BEGIN
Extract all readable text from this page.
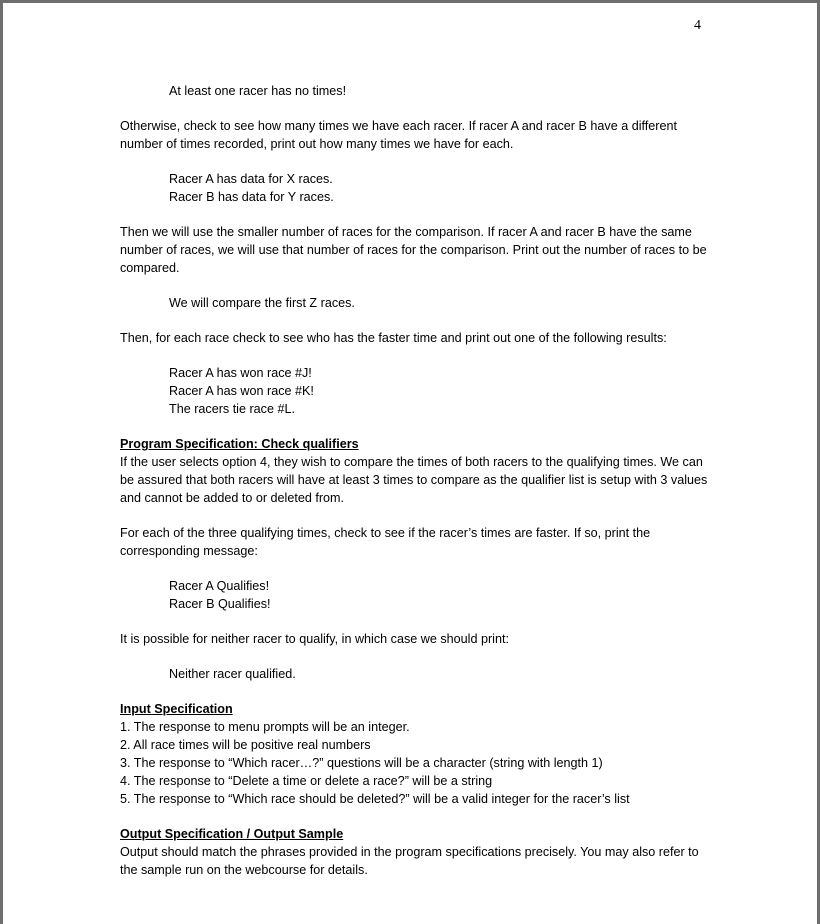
4

At least one racer has no times!

Otherwise, check to see how many times we have each racer. If racer A and racer B have a different number of times recorded, print out how many times we have for each.

Racer A has data for X races.

Racer B has data for Y races.

Then we will use the smaller number of races for the comparison. If racer A and racer B have the same number of races, we will use that number of races for the comparison. Print out the number of races to be compared.

We will compare the first Z races.

Then, for each race check to see who has the faster time and print out one of the following results:

Racer A has won race #J!

Racer A has won race #K!

The racers tie race #L.

Program Specification: Check qualifiers

If the user selects option 4, they wish to compare the times of both racers to the qualifying times. We can be assured that both racers will have at least 3 times to compare as the qualifier list is setup with 3 values and cannot be added to or deleted from.

For each of the three qualifying times, check to see if the racer’s times are faster. If so, print the corresponding message:

Racer A Qualifies!

Racer B Qualifies!

It is possible for neither racer to qualify, in which case we should print:

Neither racer qualified.

Input Specification

1. The response to menu prompts will be an integer.
2. All race times will be positive real numbers
3. The response to “Which racer…?” questions will be a character (string with length 1)
4. The response to “Delete a time or delete a race?” will be a string
5. The response to “Which race should be deleted?” will be a valid integer for the racer’s list

Output Specification / Output Sample

Output should match the phrases provided in the program specifications precisely. You may also refer to the sample run on the webcourse for details.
END
Short task: Nothing in the entries above should change when they are printed again, except that the pictures are dropped.

Full answer:
Extract all readable text from this page.
4

At least one racer has no times!

Otherwise, check to see how many times we have each racer. If racer A and racer B have a different number of times recorded, print out how many times we have for each.

Racer A has data for X races.

Racer B has data for Y races.

Then we will use the smaller number of races for the comparison. If racer A and racer B have the same number of races, we will use that number of races for the comparison. Print out the number of races to be compared.

We will compare the first Z races.

Then, for each race check to see who has the faster time and print out one of the following results:

Racer A has won race #J!

Racer A has won race #K!

The racers tie race #L.

Program Specification: Check qualifiers

If the user selects option 4, they wish to compare the times of both racers to the qualifying times. We can be assured that both racers will have at least 3 times to compare as the qualifier list is setup with 3 values and cannot be added to or deleted from.

For each of the three qualifying times, check to see if the racer’s times are faster. If so, print the corresponding message:

Racer A Qualifies!

Racer B Qualifies!

It is possible for neither racer to qualify, in which case we should print:

Neither racer qualified.

Input Specification

1. The response to menu prompts will be an integer.
2. All race times will be positive real numbers
3. The response to “Which racer…?” questions will be a character (string with length 1)
4. The response to “Delete a time or delete a race?” will be a string
5. The response to “Which race should be deleted?” will be a valid integer for the racer’s list

Output Specification / Output Sample

Output should match the phrases provided in the program specifications precisely. You may also refer to the sample run on the webcourse for details.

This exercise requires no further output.